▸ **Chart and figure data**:
# # # # #

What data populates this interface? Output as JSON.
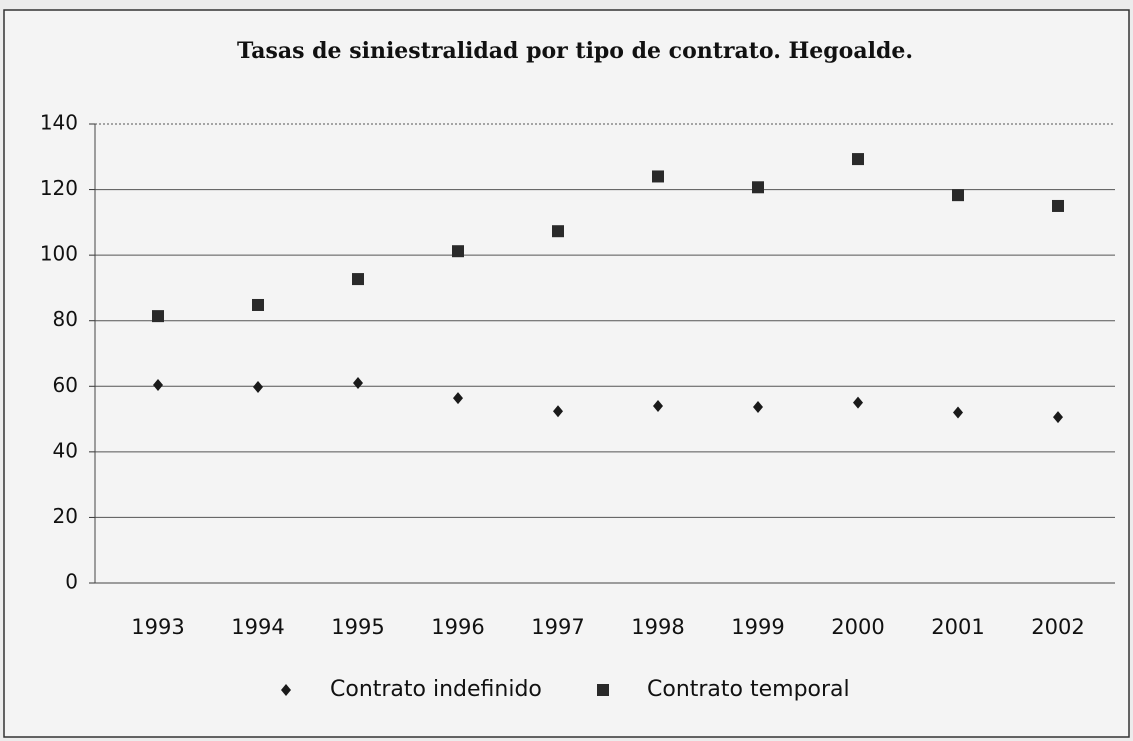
{
  "chart_data": {
    "type": "scatter",
    "title": "Tasas de siniestralidad por tipo de contrato. Hegoalde.",
    "categories": [
      "1993",
      "1994",
      "1995",
      "1996",
      "1997",
      "1998",
      "1999",
      "2000",
      "2001",
      "2002"
    ],
    "series": [
      {
        "name": "Contrato indefinido",
        "color": "#1a1a1a",
        "marker": "diamond",
        "values": [
          60.4,
          59.8,
          61,
          56.4,
          52.4,
          54,
          53.7,
          55,
          52,
          50.6
        ]
      },
      {
        "name": "Contrato temporal",
        "color": "#2a2a2a",
        "marker": "square",
        "values": [
          81.4,
          84.8,
          92.7,
          101.2,
          107.3,
          124,
          120.7,
          129.3,
          118.3,
          115
        ]
      }
    ],
    "ylim": [
      0,
      140
    ],
    "yticks": [
      0,
      20,
      40,
      60,
      80,
      100,
      120,
      140
    ],
    "grid": true,
    "legend": "bottom"
  }
}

# # # # #

▸ **The exercise**:
Retype each line of the listing above word for word. Exclude the pictures.

▸ **The completed task**:
What data populates this interface? Output as JSON.
{
  "chart_data": {
    "type": "scatter",
    "title": "Tasas de siniestralidad por tipo de contrato. Hegoalde.",
    "categories": [
      "1993",
      "1994",
      "1995",
      "1996",
      "1997",
      "1998",
      "1999",
      "2000",
      "2001",
      "2002"
    ],
    "series": [
      {
        "name": "Contrato indefinido",
        "color": "#1a1a1a",
        "marker": "diamond",
        "values": [
          60.4,
          59.8,
          61,
          56.4,
          52.4,
          54,
          53.7,
          55,
          52,
          50.6
        ]
      },
      {
        "name": "Contrato temporal",
        "color": "#2a2a2a",
        "marker": "square",
        "values": [
          81.4,
          84.8,
          92.7,
          101.2,
          107.3,
          124,
          120.7,
          129.3,
          118.3,
          115
        ]
      }
    ],
    "ylim": [
      0,
      140
    ],
    "yticks": [
      0,
      20,
      40,
      60,
      80,
      100,
      120,
      140
    ],
    "grid": true,
    "legend": "bottom"
  }
}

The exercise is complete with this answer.